- Written request:
In the copy, keep every record exact and leave out all images.

- Records shown:
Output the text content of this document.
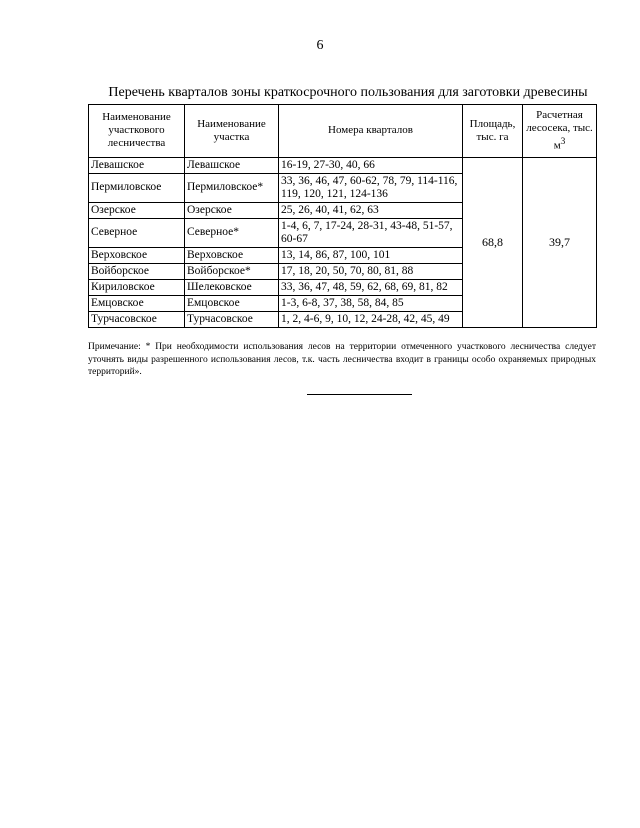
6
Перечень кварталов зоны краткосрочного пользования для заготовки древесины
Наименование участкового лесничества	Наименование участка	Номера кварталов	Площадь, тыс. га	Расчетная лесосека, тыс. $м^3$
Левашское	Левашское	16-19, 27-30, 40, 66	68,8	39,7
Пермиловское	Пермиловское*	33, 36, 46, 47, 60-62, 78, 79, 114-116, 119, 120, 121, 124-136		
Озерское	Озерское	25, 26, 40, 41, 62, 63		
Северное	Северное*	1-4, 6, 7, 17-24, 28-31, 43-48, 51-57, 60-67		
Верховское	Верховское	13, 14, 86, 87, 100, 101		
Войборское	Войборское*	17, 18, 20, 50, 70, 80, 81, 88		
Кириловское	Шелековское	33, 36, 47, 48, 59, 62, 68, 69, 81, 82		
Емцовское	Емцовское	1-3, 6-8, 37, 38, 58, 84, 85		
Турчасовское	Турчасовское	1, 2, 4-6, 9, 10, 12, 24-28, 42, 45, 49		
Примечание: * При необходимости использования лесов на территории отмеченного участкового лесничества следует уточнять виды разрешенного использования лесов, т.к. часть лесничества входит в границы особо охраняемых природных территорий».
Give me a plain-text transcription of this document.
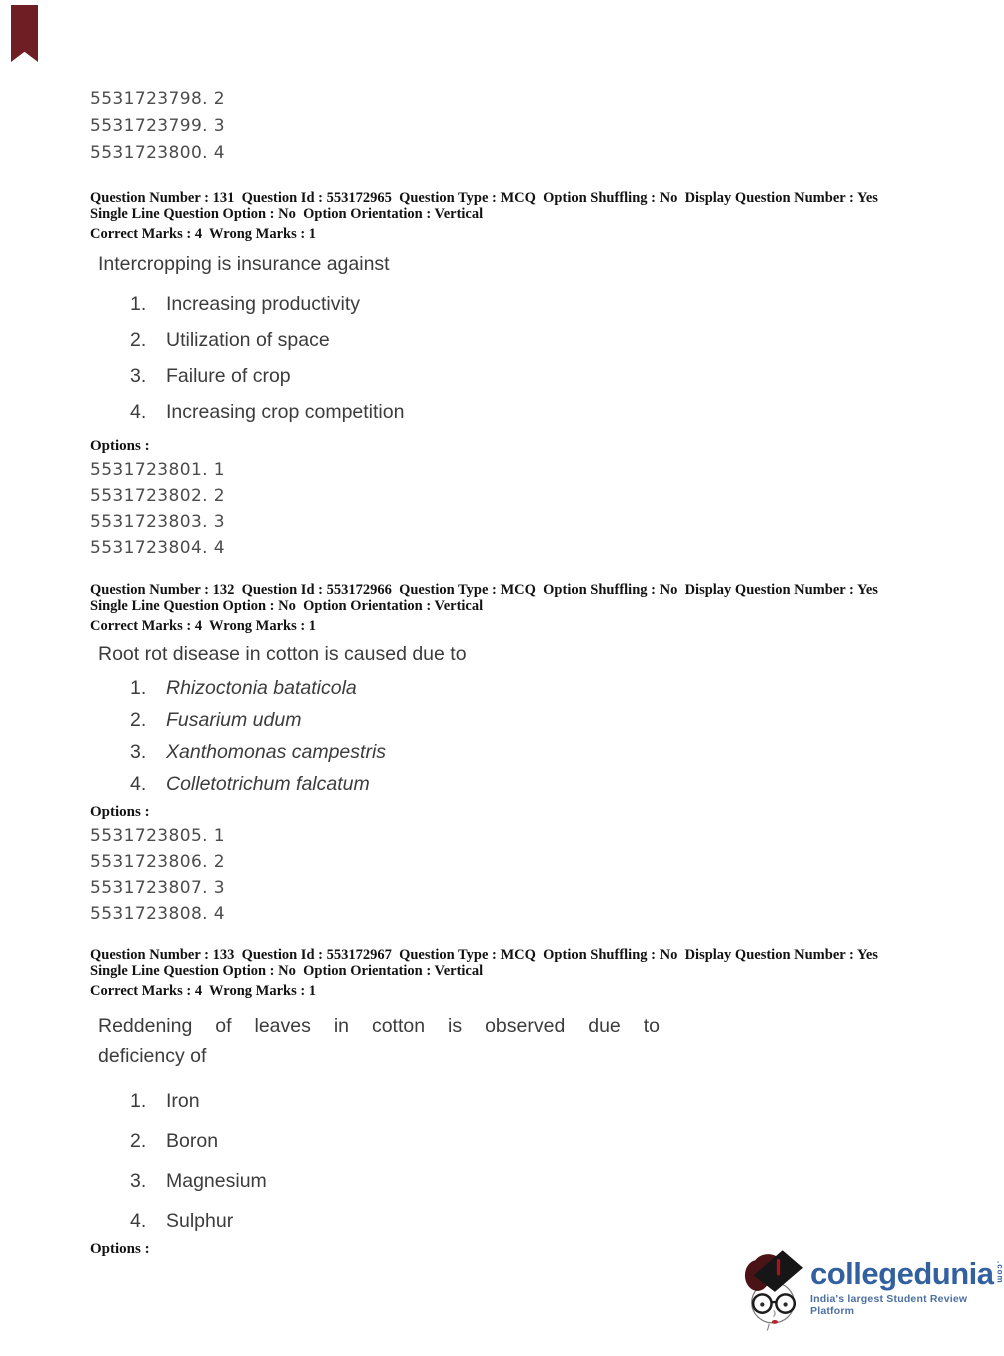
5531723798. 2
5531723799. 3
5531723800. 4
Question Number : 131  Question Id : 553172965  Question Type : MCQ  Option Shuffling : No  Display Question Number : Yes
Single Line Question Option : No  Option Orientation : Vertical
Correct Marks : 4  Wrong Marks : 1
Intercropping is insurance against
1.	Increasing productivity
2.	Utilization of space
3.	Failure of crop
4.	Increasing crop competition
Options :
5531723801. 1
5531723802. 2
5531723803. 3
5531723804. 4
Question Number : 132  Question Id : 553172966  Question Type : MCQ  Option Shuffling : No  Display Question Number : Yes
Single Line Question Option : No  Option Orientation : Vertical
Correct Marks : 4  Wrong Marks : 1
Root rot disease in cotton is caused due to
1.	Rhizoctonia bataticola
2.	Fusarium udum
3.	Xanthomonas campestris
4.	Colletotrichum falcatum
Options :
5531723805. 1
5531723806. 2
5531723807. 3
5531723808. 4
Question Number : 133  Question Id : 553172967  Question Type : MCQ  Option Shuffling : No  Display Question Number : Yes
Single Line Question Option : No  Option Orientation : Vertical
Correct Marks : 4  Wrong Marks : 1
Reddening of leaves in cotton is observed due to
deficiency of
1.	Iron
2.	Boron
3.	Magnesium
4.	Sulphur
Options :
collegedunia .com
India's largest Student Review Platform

- Result below:
Output the text content of this document.
6
Перечень кварталов зоны краткосрочного пользования для заготовки древесины
Наименование участкового лесничества	Наименование участка	Номера кварталов	Площадь, тыс. га	Расчетная лесосека, тыс. $м^3$
Левашское	Левашское	16-19, 27-30, 40, 66	68,8	39,7
Пермиловское	Пермиловское*	33, 36, 46, 47, 60-62, 78, 79, 114-116, 119, 120, 121, 124-136		
Озерское	Озерское	25, 26, 40, 41, 62, 63		
Северное	Северное*	1-4, 6, 7, 17-24, 28-31, 43-48, 51-57, 60-67		
Верховское	Верховское	13, 14, 86, 87, 100, 101		
Войборское	Войборское*	17, 18, 20, 50, 70, 80, 81, 88		
Кириловское	Шелековское	33, 36, 47, 48, 59, 62, 68, 69, 81, 82		
Емцовское	Емцовское	1-3, 6-8, 37, 38, 58, 84, 85		
Турчасовское	Турчасовское	1, 2, 4-6, 9, 10, 12, 24-28, 42, 45, 49		
Примечание: * При необходимости использования лесов на территории отмеченного участкового лесничества следует уточнять виды разрешенного использования лесов, т.к. часть лесничества входит в границы особо охраняемых природных территорий».
Give me a plain-text transcription of this document.
5531723798. 2
5531723799. 3
5531723800. 4
Question Number : 131  Question Id : 553172965  Question Type : MCQ  Option Shuffling : No  Display Question Number : Yes
Single Line Question Option : No  Option Orientation : Vertical
Correct Marks : 4  Wrong Marks : 1
Intercropping is insurance against
1.	Increasing productivity
2.	Utilization of space
3.	Failure of crop
4.	Increasing crop competition
Options :
5531723801. 1
5531723802. 2
5531723803. 3
5531723804. 4
Question Number : 132  Question Id : 553172966  Question Type : MCQ  Option Shuffling : No  Display Question Number : Yes
Single Line Question Option : No  Option Orientation : Vertical
Correct Marks : 4  Wrong Marks : 1
Root rot disease in cotton is caused due to
1.	Rhizoctonia bataticola
2.	Fusarium udum
3.	Xanthomonas campestris
4.	Colletotrichum falcatum
Options :
5531723805. 1
5531723806. 2
5531723807. 3
5531723808. 4
Question Number : 133  Question Id : 553172967  Question Type : MCQ  Option Shuffling : No  Display Question Number : Yes
Single Line Question Option : No  Option Orientation : Vertical
Correct Marks : 4  Wrong Marks : 1
Reddening of leaves in cotton is observed due to
deficiency of
1.	Iron
2.	Boron
3.	Magnesium
4.	Sulphur
Options :
collegedunia .com
India's largest Student Review Platform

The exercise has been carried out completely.